**Your instructions:**
Restate the listing below word for word, omitting any images.

* start Data shown *

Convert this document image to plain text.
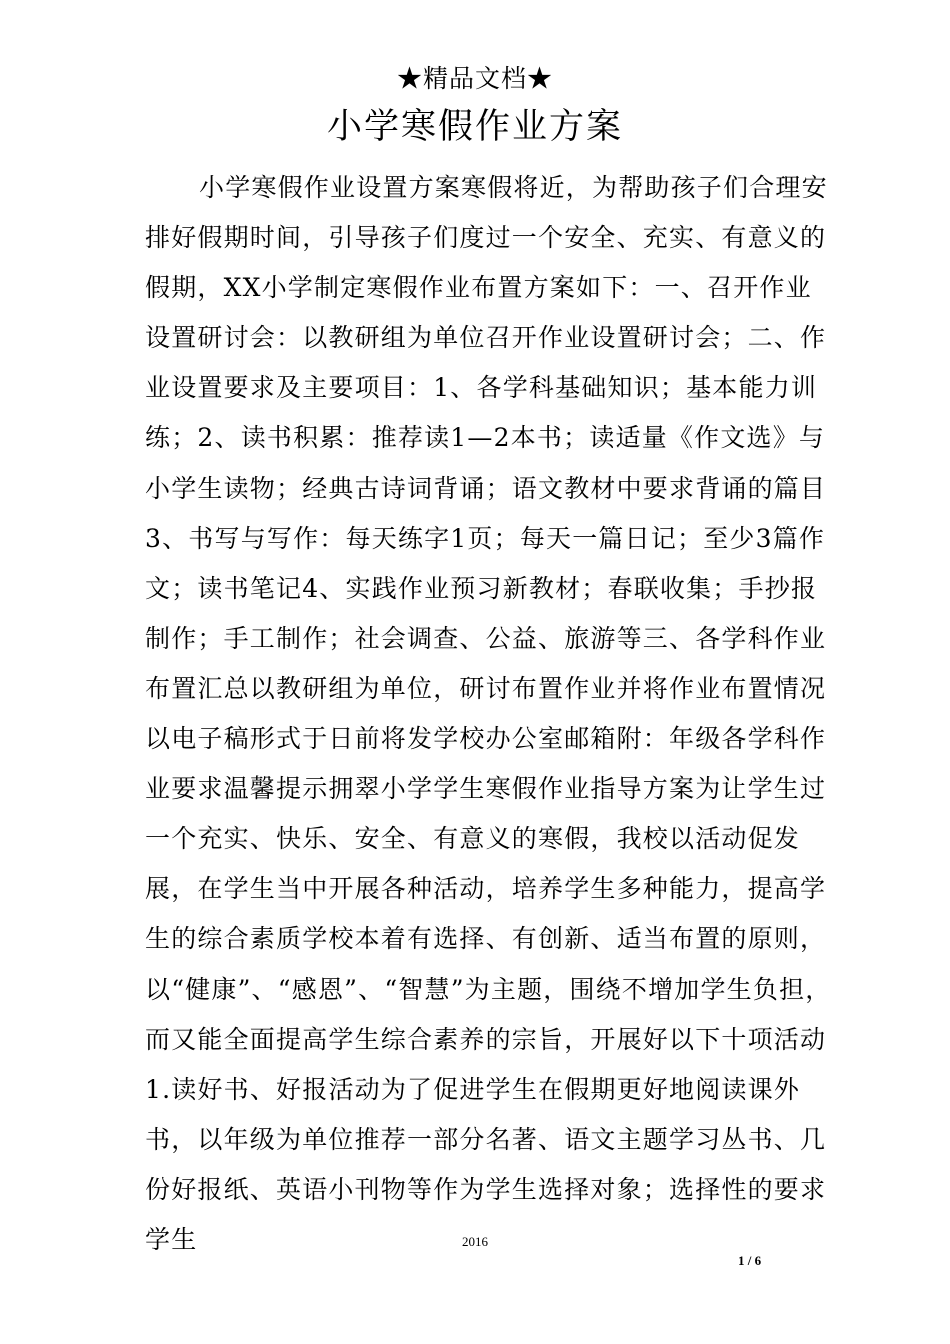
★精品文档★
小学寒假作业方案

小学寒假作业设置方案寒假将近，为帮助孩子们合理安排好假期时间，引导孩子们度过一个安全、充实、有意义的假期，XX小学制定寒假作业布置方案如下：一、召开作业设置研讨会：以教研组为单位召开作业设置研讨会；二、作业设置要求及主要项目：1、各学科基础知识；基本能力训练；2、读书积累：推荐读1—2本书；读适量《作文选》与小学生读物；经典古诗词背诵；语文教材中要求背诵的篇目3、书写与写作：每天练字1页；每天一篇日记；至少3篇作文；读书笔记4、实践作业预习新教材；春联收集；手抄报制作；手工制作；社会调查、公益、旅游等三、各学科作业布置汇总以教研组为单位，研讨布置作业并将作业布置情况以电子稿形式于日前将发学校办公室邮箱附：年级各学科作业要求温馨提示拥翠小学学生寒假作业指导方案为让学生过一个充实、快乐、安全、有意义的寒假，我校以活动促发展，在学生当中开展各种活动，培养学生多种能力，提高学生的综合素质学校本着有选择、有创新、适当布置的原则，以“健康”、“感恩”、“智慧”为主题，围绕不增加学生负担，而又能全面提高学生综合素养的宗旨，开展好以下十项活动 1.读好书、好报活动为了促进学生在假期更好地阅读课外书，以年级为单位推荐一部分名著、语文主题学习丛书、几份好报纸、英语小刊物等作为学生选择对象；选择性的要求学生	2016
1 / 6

* end Data shown *

**Result of the exercise:**
Convert this document image to plain text.
★精品文档★
小学寒假作业方案

小学寒假作业设置方案寒假将近，为帮助孩子们合理安排好假期时间，引导孩子们度过一个安全、充实、有意义的假期，XX小学制定寒假作业布置方案如下：一、召开作业设置研讨会：以教研组为单位召开作业设置研讨会；二、作业设置要求及主要项目：1、各学科基础知识；基本能力训练；2、读书积累：推荐读1—2本书；读适量《作文选》与小学生读物；经典古诗词背诵；语文教材中要求背诵的篇目3、书写与写作：每天练字1页；每天一篇日记；至少3篇作文；读书笔记4、实践作业预习新教材；春联收集；手抄报制作；手工制作；社会调查、公益、旅游等三、各学科作业布置汇总以教研组为单位，研讨布置作业并将作业布置情况以电子稿形式于日前将发学校办公室邮箱附：年级各学科作业要求温馨提示拥翠小学学生寒假作业指导方案为让学生过一个充实、快乐、安全、有意义的寒假，我校以活动促发展，在学生当中开展各种活动，培养学生多种能力，提高学生的综合素质学校本着有选择、有创新、适当布置的原则，以“健康”、“感恩”、“智慧”为主题，围绕不增加学生负担，而又能全面提高学生综合素养的宗旨，开展好以下十项活动 1.读好书、好报活动为了促进学生在假期更好地阅读课外书，以年级为单位推荐一部分名著、语文主题学习丛书、几份好报纸、英语小刊物等作为学生选择对象；选择性的要求学生	2016
1 / 6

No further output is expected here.